MATERIAL PROVIDED:
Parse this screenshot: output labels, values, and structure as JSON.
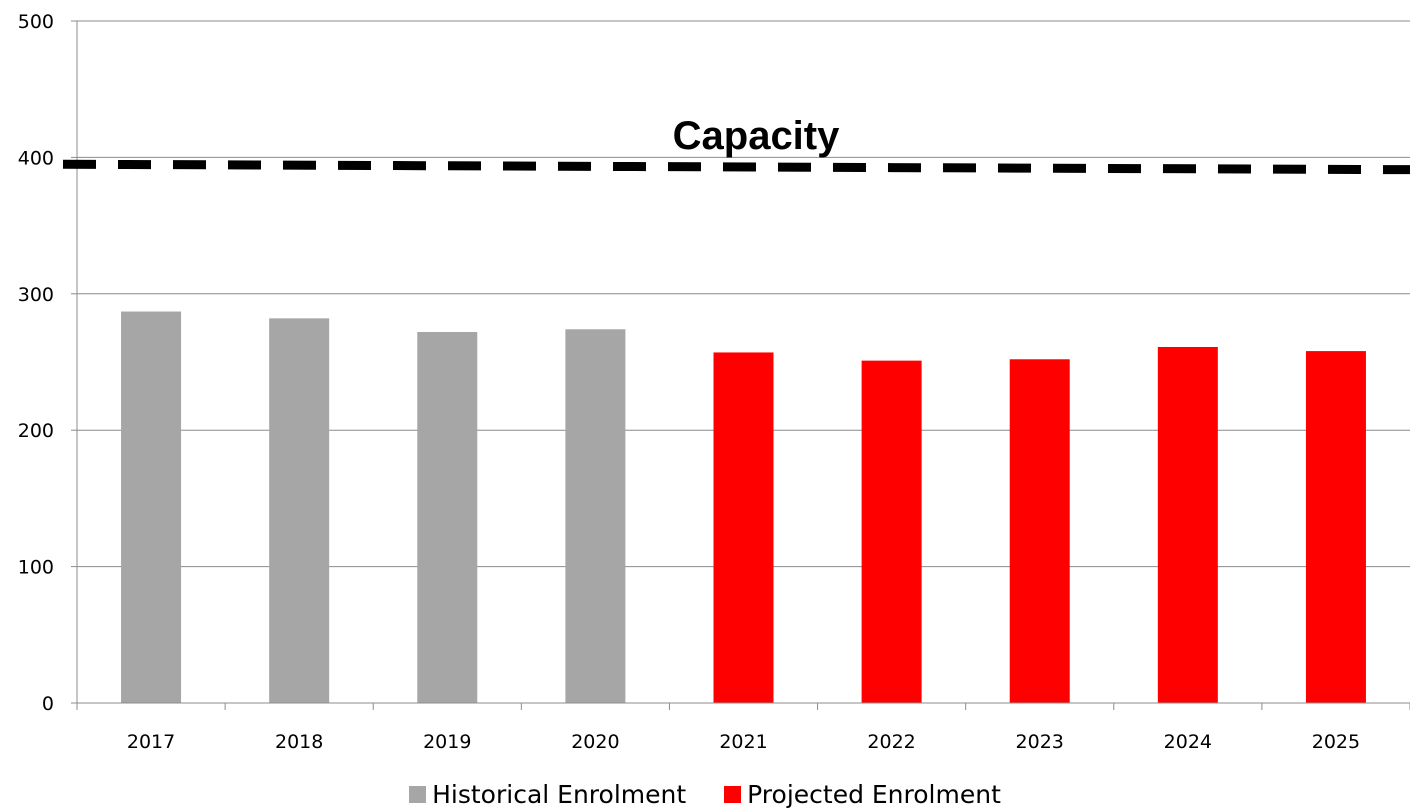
{
  "chart_data": {
    "type": "bar",
    "title": "",
    "xlabel": "",
    "ylabel": "",
    "ylim": [
      0,
      500
    ],
    "yticks": [
      0,
      100,
      200,
      300,
      400,
      500
    ],
    "grid": true,
    "legend_position": "bottom",
    "categories": [
      "2017",
      "2018",
      "2019",
      "2020",
      "2021",
      "2022",
      "2023",
      "2024",
      "2025"
    ],
    "series": [
      {
        "name": "Historical Enrolment",
        "color": "#a6a6a6",
        "values": [
          287,
          282,
          272,
          274,
          null,
          null,
          null,
          null,
          null
        ]
      },
      {
        "name": "Projected Enrolment",
        "color": "#ff0000",
        "values": [
          null,
          null,
          null,
          null,
          257,
          251,
          252,
          261,
          258
        ]
      }
    ],
    "capacity": {
      "label": "Capacity",
      "value": 393,
      "style": "dashed",
      "color": "#000000"
    }
  }
}
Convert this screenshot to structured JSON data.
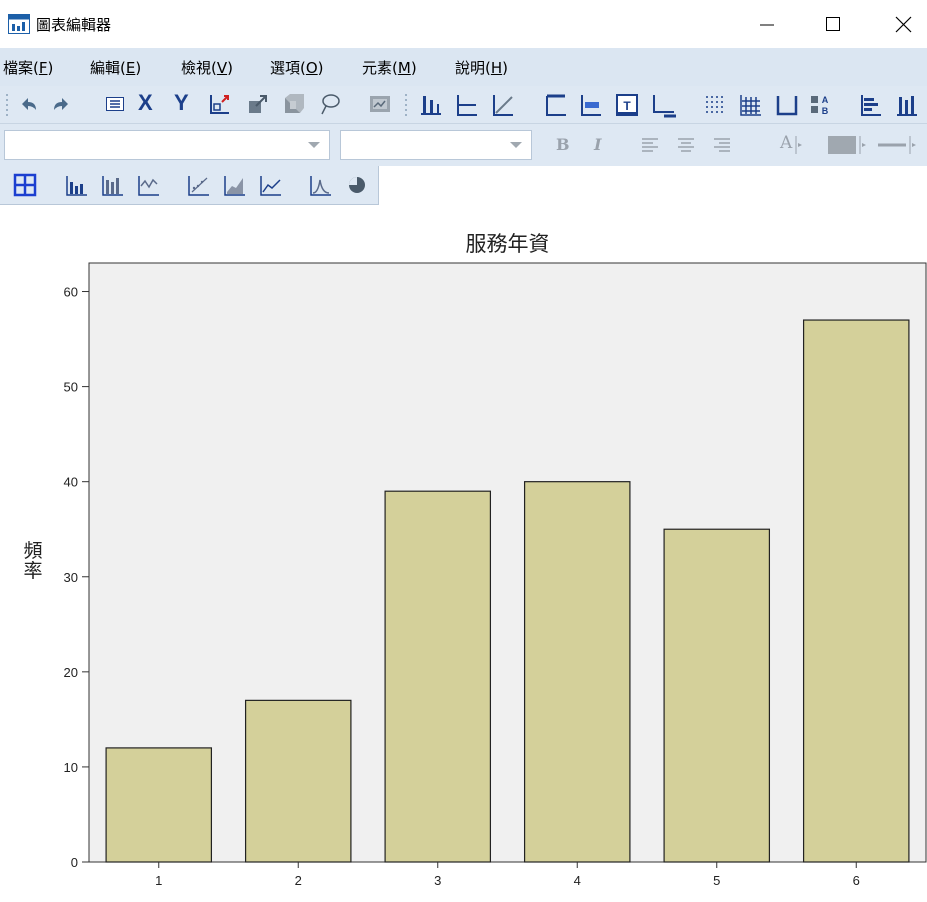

BRIEF:
Reproduce each entry precisely, dropping only the pictures.

TASK SOLUTION:
Parse this screenshot: output labels, values, and structure as JSON.
{
  "chart_data": {
    "type": "bar",
    "title": "",
    "xlabel": "",
    "ylabel": "",
    "ylim": [
      0,
      500
    ],
    "yticks": [
      0,
      100,
      200,
      300,
      400,
      500
    ],
    "grid": true,
    "legend_position": "bottom",
    "categories": [
      "2017",
      "2018",
      "2019",
      "2020",
      "2021",
      "2022",
      "2023",
      "2024",
      "2025"
    ],
    "series": [
      {
        "name": "Historical Enrolment",
        "color": "#a6a6a6",
        "values": [
          287,
          282,
          272,
          274,
          null,
          null,
          null,
          null,
          null
        ]
      },
      {
        "name": "Projected Enrolment",
        "color": "#ff0000",
        "values": [
          null,
          null,
          null,
          null,
          257,
          251,
          252,
          261,
          258
        ]
      }
    ],
    "capacity": {
      "label": "Capacity",
      "value": 393,
      "style": "dashed",
      "color": "#000000"
    }
  }
}
Convert this screenshot to structured JSON data.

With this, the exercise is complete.